* YOUR INSTRUCTIONS: Copy out each line containing "pending" from the entries below.

◇ ◇ ◇ ◇

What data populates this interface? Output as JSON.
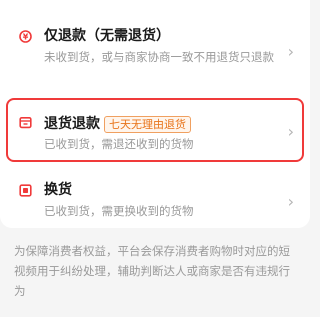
{
  "options": [
    {
      "title": "仅退款（无需退货）",
      "desc": "未收到货，或与商家协商一致不用退货只退款",
      "icon": "refund-coin-icon"
    },
    {
      "title": "退货退款",
      "tag": "七天无理由退货",
      "desc": "已收到货，需退还收到的货物",
      "icon": "return-box-icon",
      "selected": true
    },
    {
      "title": "换货",
      "desc": "已收到货，需更换收到的货物",
      "icon": "exchange-icon"
    }
  ],
  "chevron": "›",
  "footer_note": "为保障消费者权益，平台会保存消费者购物时对应的短视频用于纠纷处理，辅助判断达人或商家是否有违规行为",
  "colors": {
    "accent": "#f03a3a",
    "tag_text": "#e8741a",
    "tag_bg": "#fff5ec"
  }
}
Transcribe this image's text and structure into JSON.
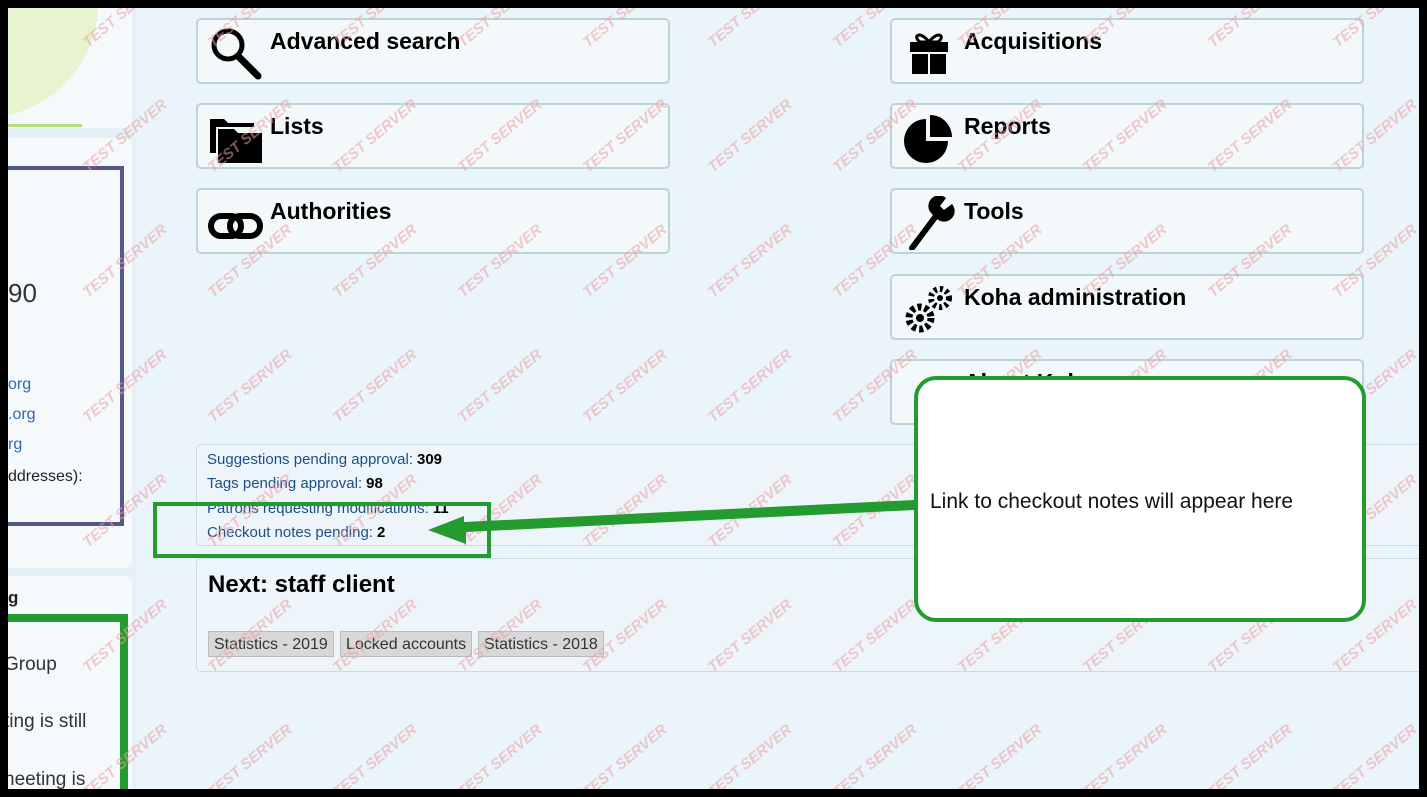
{
  "nav_left": [
    {
      "label": "Advanced search",
      "icon": "magnifier-icon"
    },
    {
      "label": "Lists",
      "icon": "folders-icon"
    },
    {
      "label": "Authorities",
      "icon": "chain-link-icon"
    }
  ],
  "nav_right": [
    {
      "label": "Acquisitions",
      "icon": "gift-icon"
    },
    {
      "label": "Reports",
      "icon": "pie-chart-icon"
    },
    {
      "label": "Tools",
      "icon": "wrench-icon"
    },
    {
      "label": "Koha administration",
      "icon": "gears-icon"
    },
    {
      "label": "About Koha",
      "icon": "koha-logo-icon"
    }
  ],
  "pending": [
    {
      "label": "Suggestions pending approval:",
      "count": "309"
    },
    {
      "label": "Tags pending approval:",
      "count": "98"
    },
    {
      "label": "Patrons requesting modifications:",
      "count": "11"
    },
    {
      "label": "Checkout notes pending:",
      "count": "2"
    }
  ],
  "news": {
    "title": "Next: staff client",
    "tabs": [
      "Statistics - 2019",
      "Locked accounts",
      "Statistics - 2018"
    ]
  },
  "left_sidebar": {
    "number": "90",
    "links": [
      "org",
      ".org",
      "rg"
    ],
    "addresses_text": "ddresses):",
    "heading": "g",
    "body_lines": [
      "Group",
      "ting is still",
      "neeting is"
    ]
  },
  "watermark": "TEST SERVER",
  "annotation": {
    "callout_text": "Link to checkout notes will appear here"
  },
  "colors": {
    "annotation_green": "#239b2f",
    "link_blue": "#1c4f86",
    "watermark_red": "#e9a0a0",
    "page_bg": "#eaf4fb"
  }
}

◇ ◇ ◇ ◇

* RESULT BELOW:
  "pending": [
      "label": "Suggestions pending approval:",
      "label": "Tags pending approval:",
      "label": "Checkout notes pending:",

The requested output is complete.